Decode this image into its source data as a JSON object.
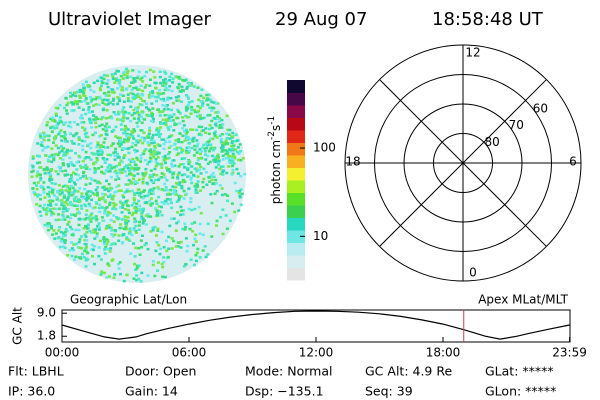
{
  "header": {
    "instrument": "Ultraviolet Imager",
    "date": "29 Aug 07",
    "time": "18:58:48 UT"
  },
  "colorbar": {
    "label": "photon cm",
    "exp1": "-2",
    "unit2": "s",
    "exp2": "-1",
    "log": true,
    "clim": [
      3.2,
      590
    ],
    "ticks": [
      10,
      100
    ],
    "colors": [
      "#e4e4e4",
      "#d6eef0",
      "#b8ecf0",
      "#6ee6e6",
      "#26d8c0",
      "#3cd050",
      "#58e028",
      "#a8f020",
      "#f4f030",
      "#f8b020",
      "#f07818",
      "#e02818",
      "#b80818",
      "#880848",
      "#480848",
      "#100830"
    ]
  },
  "polar": {
    "rlim": [
      90,
      50
    ],
    "rings": [
      80,
      70,
      60,
      50
    ],
    "ring_labels": [
      80,
      70,
      60
    ],
    "mlt_ticks": [
      12,
      6,
      0,
      18
    ],
    "mlt_grid": [
      0,
      3,
      6,
      9,
      12,
      15,
      18,
      21
    ]
  },
  "image": {
    "colors": [
      "#48e8c8",
      "#40e070",
      "#6ae8f0",
      "#30d8b0",
      "#78e848"
    ],
    "faint_color": "#d8eef0"
  },
  "altitude_plot": {
    "type": "line",
    "ylabel": "GC Alt",
    "title_left": "Geographic Lat/Lon",
    "title_right": "Apex MLat/MLT",
    "x": [
      0,
      1,
      2,
      2.7,
      3.5,
      4,
      5,
      6,
      7,
      8,
      9,
      10,
      11,
      12,
      13,
      14,
      15,
      16,
      17,
      18,
      19,
      20,
      20.7,
      21.5,
      22,
      23,
      23.98
    ],
    "values": [
      5.3,
      3.4,
      1.6,
      0.9,
      1.6,
      2.6,
      4.2,
      5.6,
      6.8,
      7.8,
      8.6,
      9.2,
      9.6,
      9.7,
      9.6,
      9.3,
      8.8,
      8.0,
      6.9,
      5.6,
      3.8,
      1.8,
      0.9,
      1.8,
      2.6,
      4.0,
      5.3
    ],
    "xlim": [
      0,
      24
    ],
    "ylim": [
      0,
      10
    ],
    "yticks": [
      {
        "value": 9,
        "label": "9.0"
      },
      {
        "value": 1.8,
        "label": "1.8"
      }
    ],
    "xticks": [
      {
        "value": 0,
        "label": "00:00"
      },
      {
        "value": 6,
        "label": "06:00"
      },
      {
        "value": 12,
        "label": "12:00"
      },
      {
        "value": 18,
        "label": "18:00"
      },
      {
        "value": 23.98,
        "label": "23:59"
      }
    ],
    "current_time": 18.98,
    "current_color": "#c84050"
  },
  "footer": {
    "columns": [
      [
        "Flt: LBHL",
        "IP: 36.0"
      ],
      [
        "Door: Open",
        "Gain: 14"
      ],
      [
        "Mode: Normal",
        "Dsp: −135.1"
      ],
      [
        "GC Alt: 4.9 Re",
        "Seq: 39"
      ],
      [
        "GLat: *****",
        "GLon: *****"
      ]
    ]
  }
}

→ **Task directions**
Exactly as written, return every line of the listing, but not the pictures.

→ **Exercise answer**
Decode this image into its source data as a JSON object.
{
  "header": {
    "instrument": "Ultraviolet Imager",
    "date": "29 Aug 07",
    "time": "18:58:48 UT"
  },
  "colorbar": {
    "label": "photon cm",
    "exp1": "-2",
    "unit2": "s",
    "exp2": "-1",
    "log": true,
    "clim": [
      3.2,
      590
    ],
    "ticks": [
      10,
      100
    ],
    "colors": [
      "#e4e4e4",
      "#d6eef0",
      "#b8ecf0",
      "#6ee6e6",
      "#26d8c0",
      "#3cd050",
      "#58e028",
      "#a8f020",
      "#f4f030",
      "#f8b020",
      "#f07818",
      "#e02818",
      "#b80818",
      "#880848",
      "#480848",
      "#100830"
    ]
  },
  "polar": {
    "rlim": [
      90,
      50
    ],
    "rings": [
      80,
      70,
      60,
      50
    ],
    "ring_labels": [
      80,
      70,
      60
    ],
    "mlt_ticks": [
      12,
      6,
      0,
      18
    ],
    "mlt_grid": [
      0,
      3,
      6,
      9,
      12,
      15,
      18,
      21
    ]
  },
  "image": {
    "colors": [
      "#48e8c8",
      "#40e070",
      "#6ae8f0",
      "#30d8b0",
      "#78e848"
    ],
    "faint_color": "#d8eef0"
  },
  "altitude_plot": {
    "type": "line",
    "ylabel": "GC Alt",
    "title_left": "Geographic Lat/Lon",
    "title_right": "Apex MLat/MLT",
    "x": [
      0,
      1,
      2,
      2.7,
      3.5,
      4,
      5,
      6,
      7,
      8,
      9,
      10,
      11,
      12,
      13,
      14,
      15,
      16,
      17,
      18,
      19,
      20,
      20.7,
      21.5,
      22,
      23,
      23.98
    ],
    "values": [
      5.3,
      3.4,
      1.6,
      0.9,
      1.6,
      2.6,
      4.2,
      5.6,
      6.8,
      7.8,
      8.6,
      9.2,
      9.6,
      9.7,
      9.6,
      9.3,
      8.8,
      8.0,
      6.9,
      5.6,
      3.8,
      1.8,
      0.9,
      1.8,
      2.6,
      4.0,
      5.3
    ],
    "xlim": [
      0,
      24
    ],
    "ylim": [
      0,
      10
    ],
    "yticks": [
      {
        "value": 9,
        "label": "9.0"
      },
      {
        "value": 1.8,
        "label": "1.8"
      }
    ],
    "xticks": [
      {
        "value": 0,
        "label": "00:00"
      },
      {
        "value": 6,
        "label": "06:00"
      },
      {
        "value": 12,
        "label": "12:00"
      },
      {
        "value": 18,
        "label": "18:00"
      },
      {
        "value": 23.98,
        "label": "23:59"
      }
    ],
    "current_time": 18.98,
    "current_color": "#c84050"
  },
  "footer": {
    "columns": [
      [
        "Flt: LBHL",
        "IP: 36.0"
      ],
      [
        "Door: Open",
        "Gain: 14"
      ],
      [
        "Mode: Normal",
        "Dsp: −135.1"
      ],
      [
        "GC Alt: 4.9 Re",
        "Seq: 39"
      ],
      [
        "GLat: *****",
        "GLon: *****"
      ]
    ]
  }
}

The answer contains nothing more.